> [Information shown]

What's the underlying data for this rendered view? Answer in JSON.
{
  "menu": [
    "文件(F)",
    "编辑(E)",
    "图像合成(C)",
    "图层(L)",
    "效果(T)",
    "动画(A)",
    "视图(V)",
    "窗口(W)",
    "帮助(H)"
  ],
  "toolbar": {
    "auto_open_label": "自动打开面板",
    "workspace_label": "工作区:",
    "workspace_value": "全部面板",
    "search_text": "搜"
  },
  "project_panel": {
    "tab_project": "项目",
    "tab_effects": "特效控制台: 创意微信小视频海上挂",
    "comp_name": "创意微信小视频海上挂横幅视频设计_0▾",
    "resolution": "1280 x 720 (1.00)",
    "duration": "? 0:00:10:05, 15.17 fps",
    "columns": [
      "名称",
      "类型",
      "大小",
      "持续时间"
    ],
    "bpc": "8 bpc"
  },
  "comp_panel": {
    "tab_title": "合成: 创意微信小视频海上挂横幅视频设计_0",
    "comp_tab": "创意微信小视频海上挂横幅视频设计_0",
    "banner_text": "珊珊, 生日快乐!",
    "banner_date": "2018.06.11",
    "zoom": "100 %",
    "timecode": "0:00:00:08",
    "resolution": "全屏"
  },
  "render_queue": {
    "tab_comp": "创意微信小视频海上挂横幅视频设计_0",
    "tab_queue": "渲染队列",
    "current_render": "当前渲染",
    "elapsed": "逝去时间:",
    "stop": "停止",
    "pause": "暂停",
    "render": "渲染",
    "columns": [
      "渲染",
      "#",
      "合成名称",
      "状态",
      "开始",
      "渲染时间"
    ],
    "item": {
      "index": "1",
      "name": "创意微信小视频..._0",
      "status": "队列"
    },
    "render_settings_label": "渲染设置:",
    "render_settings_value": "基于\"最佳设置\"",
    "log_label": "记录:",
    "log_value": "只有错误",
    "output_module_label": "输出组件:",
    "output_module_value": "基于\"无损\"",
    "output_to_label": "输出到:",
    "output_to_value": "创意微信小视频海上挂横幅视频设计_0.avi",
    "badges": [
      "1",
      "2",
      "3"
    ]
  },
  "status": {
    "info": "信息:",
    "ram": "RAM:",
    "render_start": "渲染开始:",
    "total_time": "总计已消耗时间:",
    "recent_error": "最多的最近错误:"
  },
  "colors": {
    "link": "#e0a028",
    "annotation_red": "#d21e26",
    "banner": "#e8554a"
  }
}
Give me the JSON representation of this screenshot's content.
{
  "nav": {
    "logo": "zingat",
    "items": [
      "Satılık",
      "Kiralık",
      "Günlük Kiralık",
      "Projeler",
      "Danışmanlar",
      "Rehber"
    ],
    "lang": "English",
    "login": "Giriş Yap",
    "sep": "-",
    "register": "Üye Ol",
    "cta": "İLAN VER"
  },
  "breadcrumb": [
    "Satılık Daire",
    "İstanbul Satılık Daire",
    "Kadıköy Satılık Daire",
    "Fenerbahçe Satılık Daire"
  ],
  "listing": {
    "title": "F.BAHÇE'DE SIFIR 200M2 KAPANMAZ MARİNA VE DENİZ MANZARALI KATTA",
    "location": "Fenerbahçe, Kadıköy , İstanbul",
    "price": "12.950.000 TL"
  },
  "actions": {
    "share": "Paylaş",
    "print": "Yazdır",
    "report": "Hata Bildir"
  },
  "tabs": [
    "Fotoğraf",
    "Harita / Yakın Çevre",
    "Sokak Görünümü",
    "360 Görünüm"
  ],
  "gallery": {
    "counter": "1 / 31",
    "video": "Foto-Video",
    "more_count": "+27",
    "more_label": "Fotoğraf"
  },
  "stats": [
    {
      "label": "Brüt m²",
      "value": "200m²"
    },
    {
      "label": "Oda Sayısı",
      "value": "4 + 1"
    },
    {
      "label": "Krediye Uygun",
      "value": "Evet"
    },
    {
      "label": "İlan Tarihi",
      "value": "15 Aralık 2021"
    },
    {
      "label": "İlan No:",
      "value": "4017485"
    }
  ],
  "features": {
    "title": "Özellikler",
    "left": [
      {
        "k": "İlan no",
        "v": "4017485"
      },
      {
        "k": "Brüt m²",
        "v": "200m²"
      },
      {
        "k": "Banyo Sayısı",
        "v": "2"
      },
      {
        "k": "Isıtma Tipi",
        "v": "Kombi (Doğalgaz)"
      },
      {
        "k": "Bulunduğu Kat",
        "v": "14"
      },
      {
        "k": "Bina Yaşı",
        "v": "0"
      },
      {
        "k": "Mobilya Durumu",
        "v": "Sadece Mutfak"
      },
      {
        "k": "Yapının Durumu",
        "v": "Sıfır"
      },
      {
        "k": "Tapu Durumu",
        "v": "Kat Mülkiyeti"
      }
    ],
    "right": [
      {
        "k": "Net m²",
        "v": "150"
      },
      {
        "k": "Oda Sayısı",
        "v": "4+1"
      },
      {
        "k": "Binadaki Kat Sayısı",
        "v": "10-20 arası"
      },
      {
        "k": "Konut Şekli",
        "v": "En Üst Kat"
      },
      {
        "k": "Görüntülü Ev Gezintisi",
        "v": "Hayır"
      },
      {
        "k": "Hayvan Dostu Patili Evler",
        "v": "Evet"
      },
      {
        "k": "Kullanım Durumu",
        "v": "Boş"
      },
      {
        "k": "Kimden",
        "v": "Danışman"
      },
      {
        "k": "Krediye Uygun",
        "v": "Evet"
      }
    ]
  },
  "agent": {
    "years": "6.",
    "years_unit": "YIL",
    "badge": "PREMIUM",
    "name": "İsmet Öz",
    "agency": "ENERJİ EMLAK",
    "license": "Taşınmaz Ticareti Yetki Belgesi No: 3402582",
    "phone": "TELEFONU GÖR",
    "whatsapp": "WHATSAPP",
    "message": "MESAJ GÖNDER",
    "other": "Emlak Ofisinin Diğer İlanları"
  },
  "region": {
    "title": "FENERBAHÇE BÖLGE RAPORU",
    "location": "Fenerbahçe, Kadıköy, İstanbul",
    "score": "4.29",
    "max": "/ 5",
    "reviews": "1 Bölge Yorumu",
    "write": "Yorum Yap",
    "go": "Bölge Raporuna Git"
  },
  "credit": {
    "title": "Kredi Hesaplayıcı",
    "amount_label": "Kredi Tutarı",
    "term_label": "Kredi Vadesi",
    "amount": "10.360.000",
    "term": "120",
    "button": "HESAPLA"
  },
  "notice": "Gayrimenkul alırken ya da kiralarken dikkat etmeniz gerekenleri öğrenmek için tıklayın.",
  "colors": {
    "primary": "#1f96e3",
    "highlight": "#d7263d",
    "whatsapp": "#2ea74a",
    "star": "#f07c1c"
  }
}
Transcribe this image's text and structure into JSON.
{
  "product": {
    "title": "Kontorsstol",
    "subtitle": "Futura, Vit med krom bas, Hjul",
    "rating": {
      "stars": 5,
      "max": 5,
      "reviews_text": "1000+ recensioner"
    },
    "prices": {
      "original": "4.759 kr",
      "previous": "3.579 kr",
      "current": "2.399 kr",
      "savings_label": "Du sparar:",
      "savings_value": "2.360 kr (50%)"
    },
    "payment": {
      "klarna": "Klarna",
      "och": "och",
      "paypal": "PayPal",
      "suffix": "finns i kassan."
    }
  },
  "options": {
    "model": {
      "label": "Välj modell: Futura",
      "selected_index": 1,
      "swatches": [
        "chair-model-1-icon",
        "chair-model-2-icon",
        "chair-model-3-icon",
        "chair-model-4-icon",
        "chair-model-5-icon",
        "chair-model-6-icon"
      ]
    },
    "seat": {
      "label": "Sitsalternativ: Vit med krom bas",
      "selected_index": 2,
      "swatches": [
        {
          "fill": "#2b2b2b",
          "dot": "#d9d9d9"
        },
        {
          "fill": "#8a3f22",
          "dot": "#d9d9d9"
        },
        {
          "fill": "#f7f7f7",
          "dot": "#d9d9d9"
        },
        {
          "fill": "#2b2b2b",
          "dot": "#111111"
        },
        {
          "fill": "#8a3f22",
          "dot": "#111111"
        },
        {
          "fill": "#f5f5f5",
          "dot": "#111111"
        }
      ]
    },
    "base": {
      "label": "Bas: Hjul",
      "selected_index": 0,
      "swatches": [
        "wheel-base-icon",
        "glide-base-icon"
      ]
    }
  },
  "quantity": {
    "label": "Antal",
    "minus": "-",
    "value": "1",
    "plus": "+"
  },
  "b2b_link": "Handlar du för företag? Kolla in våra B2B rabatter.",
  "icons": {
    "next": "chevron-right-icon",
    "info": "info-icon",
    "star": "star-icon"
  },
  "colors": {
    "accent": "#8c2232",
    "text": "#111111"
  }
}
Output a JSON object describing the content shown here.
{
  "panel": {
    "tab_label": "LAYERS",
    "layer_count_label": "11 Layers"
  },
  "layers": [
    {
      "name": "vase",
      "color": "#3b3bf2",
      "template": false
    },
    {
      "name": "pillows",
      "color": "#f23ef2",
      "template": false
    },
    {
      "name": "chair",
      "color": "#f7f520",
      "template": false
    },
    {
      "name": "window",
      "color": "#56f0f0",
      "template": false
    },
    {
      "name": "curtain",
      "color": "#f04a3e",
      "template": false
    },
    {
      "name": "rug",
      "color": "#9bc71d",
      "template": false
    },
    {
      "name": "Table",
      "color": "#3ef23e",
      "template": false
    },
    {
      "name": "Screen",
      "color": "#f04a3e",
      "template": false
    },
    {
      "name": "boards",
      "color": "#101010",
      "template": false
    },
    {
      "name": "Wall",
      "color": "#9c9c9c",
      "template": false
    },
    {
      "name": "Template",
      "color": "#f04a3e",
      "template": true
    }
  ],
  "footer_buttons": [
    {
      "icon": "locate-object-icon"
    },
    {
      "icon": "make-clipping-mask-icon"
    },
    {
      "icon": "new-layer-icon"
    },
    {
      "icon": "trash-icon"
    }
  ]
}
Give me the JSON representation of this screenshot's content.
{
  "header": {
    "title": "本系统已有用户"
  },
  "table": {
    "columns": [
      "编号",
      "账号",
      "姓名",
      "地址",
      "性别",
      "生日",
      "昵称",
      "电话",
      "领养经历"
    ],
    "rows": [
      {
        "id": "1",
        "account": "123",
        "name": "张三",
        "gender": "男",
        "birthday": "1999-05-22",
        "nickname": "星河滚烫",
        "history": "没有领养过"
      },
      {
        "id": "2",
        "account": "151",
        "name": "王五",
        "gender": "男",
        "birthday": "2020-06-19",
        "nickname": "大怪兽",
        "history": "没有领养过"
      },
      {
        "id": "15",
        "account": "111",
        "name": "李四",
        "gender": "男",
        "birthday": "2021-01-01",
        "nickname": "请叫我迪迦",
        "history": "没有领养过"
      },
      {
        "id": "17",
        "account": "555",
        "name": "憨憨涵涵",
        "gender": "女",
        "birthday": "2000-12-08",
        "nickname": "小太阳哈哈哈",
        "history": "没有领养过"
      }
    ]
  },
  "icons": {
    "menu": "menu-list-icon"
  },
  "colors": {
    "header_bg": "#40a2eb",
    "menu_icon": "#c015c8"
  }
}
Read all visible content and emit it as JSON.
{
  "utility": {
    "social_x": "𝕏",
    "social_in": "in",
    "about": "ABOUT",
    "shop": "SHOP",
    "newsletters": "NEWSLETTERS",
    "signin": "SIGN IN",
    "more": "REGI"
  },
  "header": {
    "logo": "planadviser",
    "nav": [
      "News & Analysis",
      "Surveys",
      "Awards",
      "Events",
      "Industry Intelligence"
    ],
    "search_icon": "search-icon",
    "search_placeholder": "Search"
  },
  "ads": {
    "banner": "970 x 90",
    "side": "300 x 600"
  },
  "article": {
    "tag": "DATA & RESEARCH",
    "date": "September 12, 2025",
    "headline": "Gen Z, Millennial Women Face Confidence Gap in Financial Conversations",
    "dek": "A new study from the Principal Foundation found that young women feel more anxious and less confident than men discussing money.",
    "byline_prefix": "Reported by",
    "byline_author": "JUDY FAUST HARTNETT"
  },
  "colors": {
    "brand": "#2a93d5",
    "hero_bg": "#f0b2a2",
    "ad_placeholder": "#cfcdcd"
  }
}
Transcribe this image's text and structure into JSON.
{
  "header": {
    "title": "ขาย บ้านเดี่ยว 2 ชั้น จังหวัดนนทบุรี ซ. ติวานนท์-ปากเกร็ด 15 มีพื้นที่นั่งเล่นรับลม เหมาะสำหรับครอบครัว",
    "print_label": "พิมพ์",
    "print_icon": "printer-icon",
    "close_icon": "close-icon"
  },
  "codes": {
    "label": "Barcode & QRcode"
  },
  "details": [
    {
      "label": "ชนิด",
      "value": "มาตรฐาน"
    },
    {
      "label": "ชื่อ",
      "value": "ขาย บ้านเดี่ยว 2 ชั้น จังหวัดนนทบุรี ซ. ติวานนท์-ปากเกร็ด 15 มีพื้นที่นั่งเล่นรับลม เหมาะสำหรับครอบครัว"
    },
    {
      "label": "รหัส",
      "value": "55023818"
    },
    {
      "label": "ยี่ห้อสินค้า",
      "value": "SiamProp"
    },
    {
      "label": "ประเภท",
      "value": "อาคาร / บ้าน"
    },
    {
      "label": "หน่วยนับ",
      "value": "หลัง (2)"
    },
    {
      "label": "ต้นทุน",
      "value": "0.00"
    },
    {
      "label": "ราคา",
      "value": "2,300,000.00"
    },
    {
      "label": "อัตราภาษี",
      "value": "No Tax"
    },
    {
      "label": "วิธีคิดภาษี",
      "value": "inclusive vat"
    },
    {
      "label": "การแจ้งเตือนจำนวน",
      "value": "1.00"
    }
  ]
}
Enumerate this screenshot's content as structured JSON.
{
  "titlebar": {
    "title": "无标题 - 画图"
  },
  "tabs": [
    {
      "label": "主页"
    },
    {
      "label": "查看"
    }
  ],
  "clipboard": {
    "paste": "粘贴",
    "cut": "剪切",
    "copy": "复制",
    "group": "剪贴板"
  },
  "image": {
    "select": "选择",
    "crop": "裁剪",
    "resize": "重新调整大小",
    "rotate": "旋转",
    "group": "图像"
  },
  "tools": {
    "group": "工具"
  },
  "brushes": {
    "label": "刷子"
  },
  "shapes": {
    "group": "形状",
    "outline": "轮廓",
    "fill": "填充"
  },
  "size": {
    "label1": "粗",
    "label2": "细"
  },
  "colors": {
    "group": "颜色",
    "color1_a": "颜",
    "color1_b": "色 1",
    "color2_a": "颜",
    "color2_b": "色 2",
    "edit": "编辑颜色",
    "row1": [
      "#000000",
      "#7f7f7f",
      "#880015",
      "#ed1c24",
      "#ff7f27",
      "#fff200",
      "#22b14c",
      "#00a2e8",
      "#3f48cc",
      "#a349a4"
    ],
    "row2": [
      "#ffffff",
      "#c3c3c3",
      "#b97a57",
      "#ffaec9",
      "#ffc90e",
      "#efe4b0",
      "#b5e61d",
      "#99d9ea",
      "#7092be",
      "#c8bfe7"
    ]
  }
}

> [The task] Write the number of lines containing the word "account" and nothing besides it.

> [Answer in full] 4